▸ Data entries:
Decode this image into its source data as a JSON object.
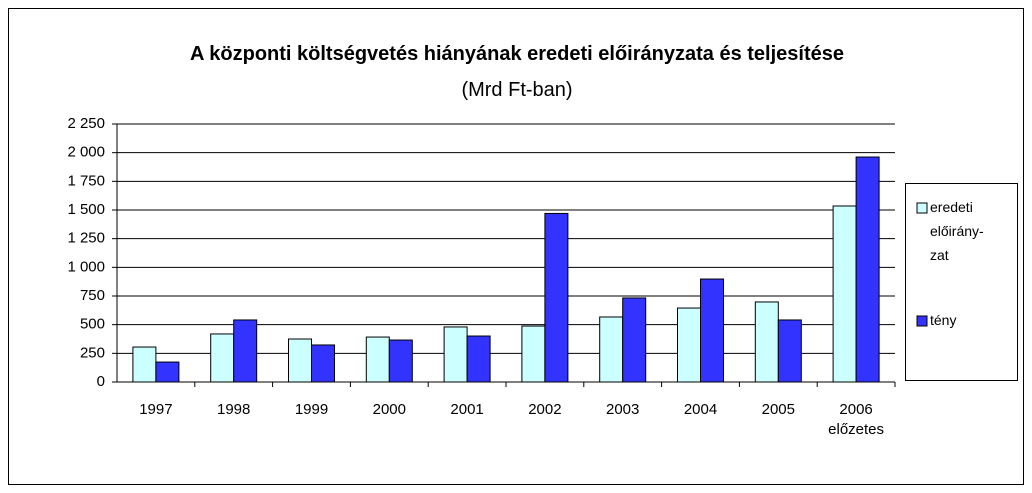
{
  "chart_data": {
    "type": "bar",
    "title": "A központi költségvetés hiányának eredeti előirányzata és teljesítése",
    "subtitle": "(Mrd Ft-ban)",
    "categories": [
      "1997",
      "1998",
      "1999",
      "2000",
      "2001",
      "2002",
      "2003",
      "2004",
      "2005",
      "2006 előzetes"
    ],
    "series": [
      {
        "name": "eredeti előirány-zat",
        "color": "#ccffff",
        "values": [
          305,
          419,
          375,
          392,
          480,
          488,
          567,
          645,
          698,
          1535
        ]
      },
      {
        "name": "tény",
        "color": "#3333ff",
        "values": [
          174,
          541,
          323,
          366,
          401,
          1470,
          733,
          898,
          541,
          1962
        ]
      }
    ],
    "ylim": [
      0,
      2250
    ],
    "yticks": [
      0,
      250,
      500,
      750,
      {
        "value": 1000,
        "label": "1 000"
      },
      {
        "value": 1250,
        "label": "1 250"
      },
      {
        "value": 1500,
        "label": "1 500"
      },
      {
        "value": 1750,
        "label": "1 750"
      },
      {
        "value": 2000,
        "label": "2 000"
      },
      {
        "value": 2250,
        "label": "2 250"
      }
    ],
    "grid": true,
    "legend": "right"
  }
}
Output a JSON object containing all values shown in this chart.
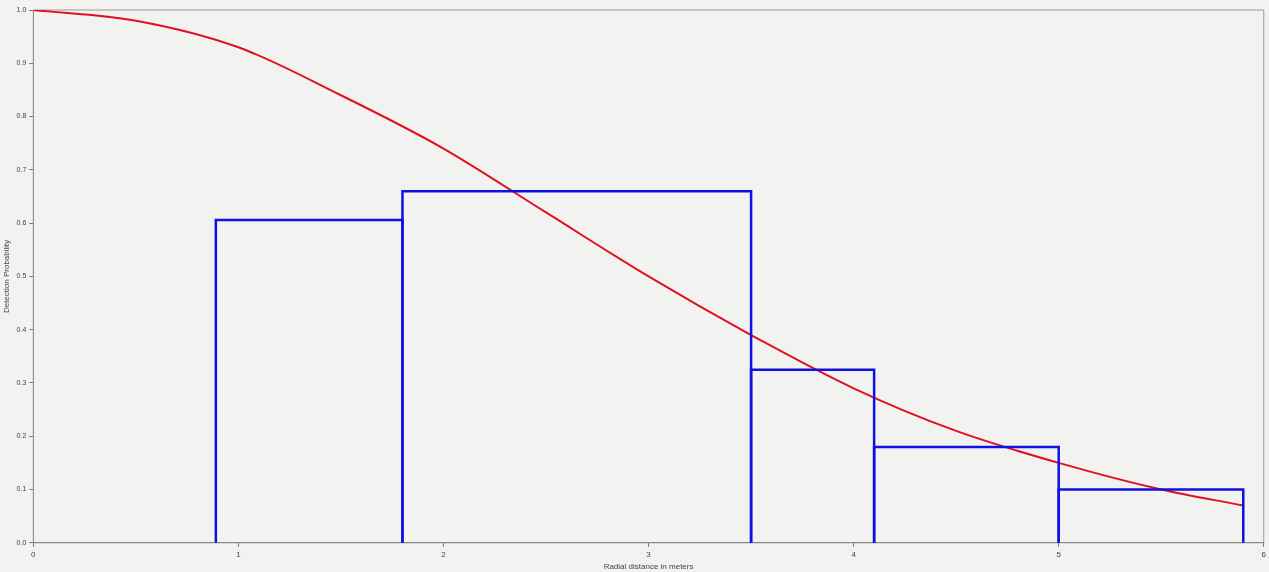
{
  "chart_data": {
    "type": "histogram",
    "xlabel": "Radial distance in meters",
    "ylabel": "Detection Probability",
    "bins": [
      0.89,
      1.8,
      3.5,
      4.1,
      5.0,
      5.9
    ],
    "values": [
      0.606,
      0.66,
      0.325,
      0.18,
      0.1
    ],
    "color": "#1010e0",
    "series": [
      {
        "type": "line",
        "color": "#e01020",
        "x": [
          0,
          0.5,
          1,
          1.5,
          2,
          2.5,
          3,
          3.5,
          4,
          4.5,
          5,
          5.5,
          5.9
        ],
        "values": [
          1.0,
          0.98,
          0.93,
          0.84,
          0.74,
          0.62,
          0.5,
          0.39,
          0.29,
          0.21,
          0.15,
          0.1,
          0.07
        ]
      }
    ],
    "xlim": [
      0,
      6
    ],
    "xticks": [
      0,
      1,
      2,
      3,
      4,
      5,
      6
    ],
    "ylim": [
      0,
      1
    ],
    "yticks": [
      {
        "value": 0,
        "label": "0.0"
      },
      0.1,
      0.2,
      0.3,
      0.4,
      0.5,
      0.6,
      0.7,
      0.8,
      0.9,
      {
        "value": 1,
        "label": "1.0"
      }
    ],
    "grid": false,
    "marker": "none"
  }
}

▸ Problem requirements:
Extract, from the listing above, every line where the string "name" occurs.

▸ The answer:
        "name": "eredeti előirány-zat",
        "name": "tény",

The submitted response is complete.